## Supplied records
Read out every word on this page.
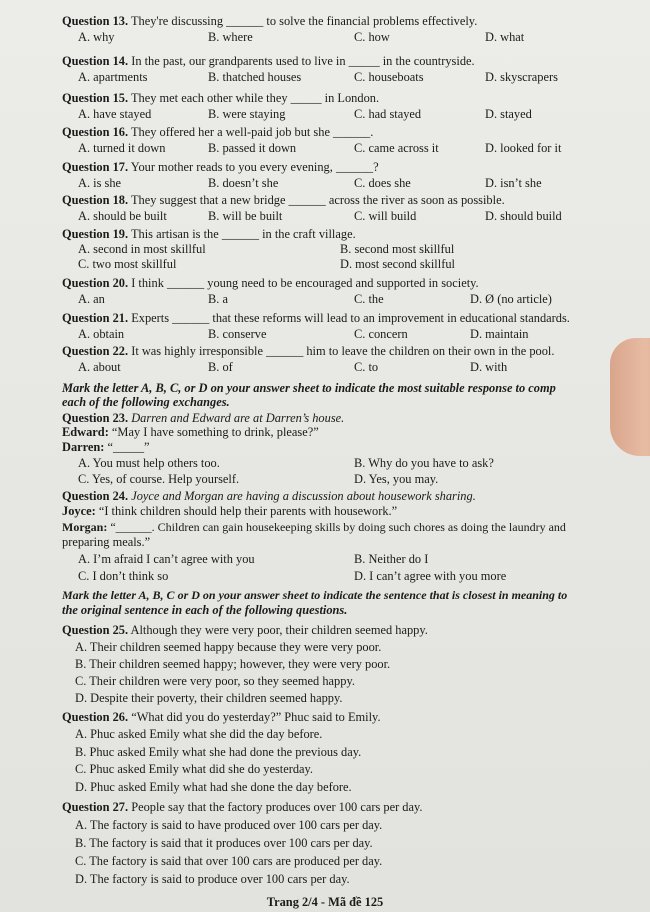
Question 13. They're discussing ______ to solve the financial problems effectively.
A. why	B. where	C. how	D. what
Question 14. In the past, our grandparents used to live in _____ in the countryside.
A. apartments	B. thatched houses	C. houseboats	D. skyscrapers
Question 15. They met each other while they _____ in London.
A. have stayed	B. were staying	C. had stayed	D. stayed
Question 16. They offered her a well-paid job but she ______.
A. turned it down	B. passed it down	C. came across it	D. looked for it
Question 17. Your mother reads to you every evening, ______?
A. is she	B. doesn’t she	C. does she	D. isn’t she
Question 18. They suggest that a new bridge ______ across the river as soon as possible.
A. should be built	B. will be built	C. will build	D. should build
Question 19. This artisan is the ______ in the craft village.
A. second in most skillful	B. second most skillful
C. two most skillful	D. most second skillful
Question 20. I think ______ young need to be encouraged and supported in society.
A. an	B. a	C. the	D. Ø (no article)
Question 21. Experts ______ that these reforms will lead to an improvement in educational standards.
A. obtain	B. conserve	C. concern	D. maintain
Question 22. It was highly irresponsible ______ him to leave the children on their own in the pool.
A. about	B. of	C. to	D. with
Mark the letter A, B, C, or D on your answer sheet to indicate the most suitable response to comp
each of the following exchanges.
Question 23. Darren and Edward are at Darren’s house.
Edward: “May I have something to drink, please?”
Darren: “_____”
A. You must help others too.	B. Why do you have to ask?
C. Yes, of course. Help yourself.	D. Yes, you may.
Question 24. Joyce and Morgan are having a discussion about housework sharing.
Joyce: “I think children should help their parents with housework.”
Morgan: “______. Children can gain housekeeping skills by doing such chores as doing the laundry and
preparing meals.”
A. I’m afraid I can’t agree with you	B. Neither do I
C. I don’t think so	D. I can’t agree with you more
Mark the letter A, B, C or D on your answer sheet to indicate the sentence that is closest in meaning to
the original sentence in each of the following questions.
Question 25. Although they were very poor, their children seemed happy.
A. Their children seemed happy because they were very poor.
B. Their children seemed happy; however, they were very poor.
C. Their children were very poor, so they seemed happy.
D. Despite their poverty, their children seemed happy.
Question 26. “What did you do yesterday?” Phuc said to Emily.
A. Phuc asked Emily what she did the day before.
B. Phuc asked Emily what she had done the previous day.
C. Phuc asked Emily what did she do yesterday.
D. Phuc asked Emily what had she done the day before.
Question 27. People say that the factory produces over 100 cars per day.
A. The factory is said to have produced over 100 cars per day.
B. The factory is said that it produces over 100 cars per day.
C. The factory is said that over 100 cars are produced per day.
D. The factory is said to produce over 100 cars per day.
Trang 2/4 - Mã đề 125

## Request
Reproduce the records above exactly, leaving out every picture they contain.

## Task result
Read out every word on this page.
Question 13. They're discussing ______ to solve the financial problems effectively.
A. why	B. where	C. how	D. what
Question 14. In the past, our grandparents used to live in _____ in the countryside.
A. apartments	B. thatched houses	C. houseboats	D. skyscrapers
Question 15. They met each other while they _____ in London.
A. have stayed	B. were staying	C. had stayed	D. stayed
Question 16. They offered her a well-paid job but she ______.
A. turned it down	B. passed it down	C. came across it	D. looked for it
Question 17. Your mother reads to you every evening, ______?
A. is she	B. doesn’t she	C. does she	D. isn’t she
Question 18. They suggest that a new bridge ______ across the river as soon as possible.
A. should be built	B. will be built	C. will build	D. should build
Question 19. This artisan is the ______ in the craft village.
A. second in most skillful	B. second most skillful
C. two most skillful	D. most second skillful
Question 20. I think ______ young need to be encouraged and supported in society.
A. an	B. a	C. the	D. Ø (no article)
Question 21. Experts ______ that these reforms will lead to an improvement in educational standards.
A. obtain	B. conserve	C. concern	D. maintain
Question 22. It was highly irresponsible ______ him to leave the children on their own in the pool.
A. about	B. of	C. to	D. with
Mark the letter A, B, C, or D on your answer sheet to indicate the most suitable response to comp
each of the following exchanges.
Question 23. Darren and Edward are at Darren’s house.
Edward: “May I have something to drink, please?”
Darren: “_____”
A. You must help others too.	B. Why do you have to ask?
C. Yes, of course. Help yourself.	D. Yes, you may.
Question 24. Joyce and Morgan are having a discussion about housework sharing.
Joyce: “I think children should help their parents with housework.”
Morgan: “______. Children can gain housekeeping skills by doing such chores as doing the laundry and
preparing meals.”
A. I’m afraid I can’t agree with you	B. Neither do I
C. I don’t think so	D. I can’t agree with you more
Mark the letter A, B, C or D on your answer sheet to indicate the sentence that is closest in meaning to
the original sentence in each of the following questions.
Question 25. Although they were very poor, their children seemed happy.
A. Their children seemed happy because they were very poor.
B. Their children seemed happy; however, they were very poor.
C. Their children were very poor, so they seemed happy.
D. Despite their poverty, their children seemed happy.
Question 26. “What did you do yesterday?” Phuc said to Emily.
A. Phuc asked Emily what she did the day before.
B. Phuc asked Emily what she had done the previous day.
C. Phuc asked Emily what did she do yesterday.
D. Phuc asked Emily what had she done the day before.
Question 27. People say that the factory produces over 100 cars per day.
A. The factory is said to have produced over 100 cars per day.
B. The factory is said that it produces over 100 cars per day.
C. The factory is said that over 100 cars are produced per day.
D. The factory is said to produce over 100 cars per day.
Trang 2/4 - Mã đề 125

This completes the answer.